(Figure collection entries)
——————

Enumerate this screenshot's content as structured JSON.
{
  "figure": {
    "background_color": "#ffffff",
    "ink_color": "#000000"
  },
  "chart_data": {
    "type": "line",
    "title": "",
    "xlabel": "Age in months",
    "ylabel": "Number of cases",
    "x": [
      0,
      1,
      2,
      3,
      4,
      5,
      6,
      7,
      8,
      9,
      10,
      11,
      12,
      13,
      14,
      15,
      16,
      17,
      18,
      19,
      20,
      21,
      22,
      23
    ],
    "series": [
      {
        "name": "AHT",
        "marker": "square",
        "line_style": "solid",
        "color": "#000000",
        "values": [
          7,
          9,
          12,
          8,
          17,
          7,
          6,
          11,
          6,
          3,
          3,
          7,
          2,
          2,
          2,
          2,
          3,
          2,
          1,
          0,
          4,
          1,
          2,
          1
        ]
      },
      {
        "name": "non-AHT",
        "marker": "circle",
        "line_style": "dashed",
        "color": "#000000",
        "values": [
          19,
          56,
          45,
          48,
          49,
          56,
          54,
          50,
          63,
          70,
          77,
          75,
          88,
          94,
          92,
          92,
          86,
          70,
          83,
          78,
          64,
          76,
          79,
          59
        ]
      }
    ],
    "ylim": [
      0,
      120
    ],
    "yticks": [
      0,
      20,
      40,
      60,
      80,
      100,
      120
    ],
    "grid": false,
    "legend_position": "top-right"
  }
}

——————

AIM OF THE EXERCISE ::
Copy the records above exactly.

RESPONSE TO THIS TASK ::
Enumerate this screenshot's content as structured JSON.
{
  "figure": {
    "background_color": "#ffffff",
    "ink_color": "#000000"
  },
  "chart_data": {
    "type": "line",
    "title": "",
    "xlabel": "Age in months",
    "ylabel": "Number of cases",
    "x": [
      0,
      1,
      2,
      3,
      4,
      5,
      6,
      7,
      8,
      9,
      10,
      11,
      12,
      13,
      14,
      15,
      16,
      17,
      18,
      19,
      20,
      21,
      22,
      23
    ],
    "series": [
      {
        "name": "AHT",
        "marker": "square",
        "line_style": "solid",
        "color": "#000000",
        "values": [
          7,
          9,
          12,
          8,
          17,
          7,
          6,
          11,
          6,
          3,
          3,
          7,
          2,
          2,
          2,
          2,
          3,
          2,
          1,
          0,
          4,
          1,
          2,
          1
        ]
      },
      {
        "name": "non-AHT",
        "marker": "circle",
        "line_style": "dashed",
        "color": "#000000",
        "values": [
          19,
          56,
          45,
          48,
          49,
          56,
          54,
          50,
          63,
          70,
          77,
          75,
          88,
          94,
          92,
          92,
          86,
          70,
          83,
          78,
          64,
          76,
          79,
          59
        ]
      }
    ],
    "ylim": [
      0,
      120
    ],
    "yticks": [
      0,
      20,
      40,
      60,
      80,
      100,
      120
    ],
    "grid": false,
    "legend_position": "top-right"
  }
}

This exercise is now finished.